— WORK TO COMPLETE —
Make an exact copy of each entry, leaving out every picture.

— INFORMATION GIVEN —
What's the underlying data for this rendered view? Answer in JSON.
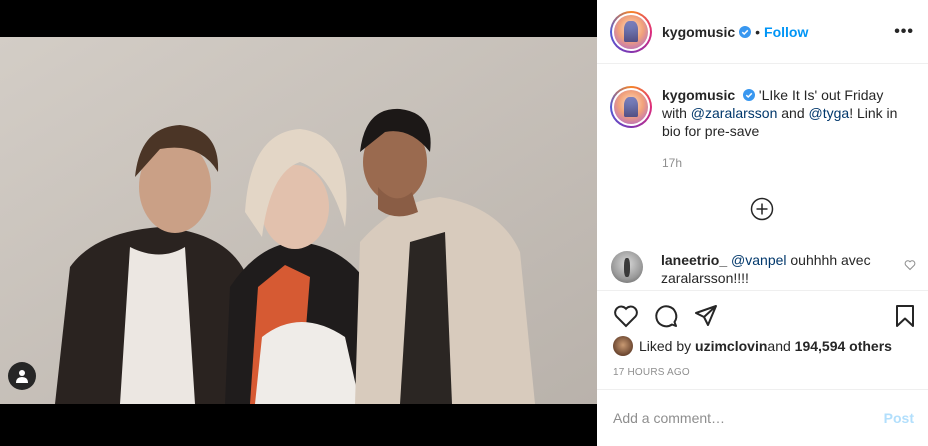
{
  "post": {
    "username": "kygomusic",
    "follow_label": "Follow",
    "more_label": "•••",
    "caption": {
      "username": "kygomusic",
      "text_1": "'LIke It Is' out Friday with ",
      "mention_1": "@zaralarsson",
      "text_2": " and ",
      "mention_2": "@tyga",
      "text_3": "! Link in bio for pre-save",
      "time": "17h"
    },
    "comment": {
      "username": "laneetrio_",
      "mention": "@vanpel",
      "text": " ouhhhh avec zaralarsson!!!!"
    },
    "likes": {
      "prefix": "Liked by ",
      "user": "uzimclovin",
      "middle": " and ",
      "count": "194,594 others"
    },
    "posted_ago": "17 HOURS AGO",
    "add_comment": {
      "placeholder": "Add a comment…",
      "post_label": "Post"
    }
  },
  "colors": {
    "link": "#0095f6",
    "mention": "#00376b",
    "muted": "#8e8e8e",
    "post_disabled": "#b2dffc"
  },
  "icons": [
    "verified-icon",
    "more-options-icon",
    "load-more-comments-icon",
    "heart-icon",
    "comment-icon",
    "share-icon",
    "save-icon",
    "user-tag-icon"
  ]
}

— REPLY TO THE EXERCISE —
What's the underlying data for this rendered view? Answer in JSON.
{
  "post": {
    "username": "kygomusic",
    "follow_label": "Follow",
    "more_label": "•••",
    "caption": {
      "username": "kygomusic",
      "text_1": "'LIke It Is' out Friday with ",
      "mention_1": "@zaralarsson",
      "text_2": " and ",
      "mention_2": "@tyga",
      "text_3": "! Link in bio for pre-save",
      "time": "17h"
    },
    "comment": {
      "username": "laneetrio_",
      "mention": "@vanpel",
      "text": " ouhhhh avec zaralarsson!!!!"
    },
    "likes": {
      "prefix": "Liked by ",
      "user": "uzimclovin",
      "middle": " and ",
      "count": "194,594 others"
    },
    "posted_ago": "17 HOURS AGO",
    "add_comment": {
      "placeholder": "Add a comment…",
      "post_label": "Post"
    }
  },
  "colors": {
    "link": "#0095f6",
    "mention": "#00376b",
    "muted": "#8e8e8e",
    "post_disabled": "#b2dffc"
  },
  "icons": [
    "verified-icon",
    "more-options-icon",
    "load-more-comments-icon",
    "heart-icon",
    "comment-icon",
    "share-icon",
    "save-icon",
    "user-tag-icon"
  ]
}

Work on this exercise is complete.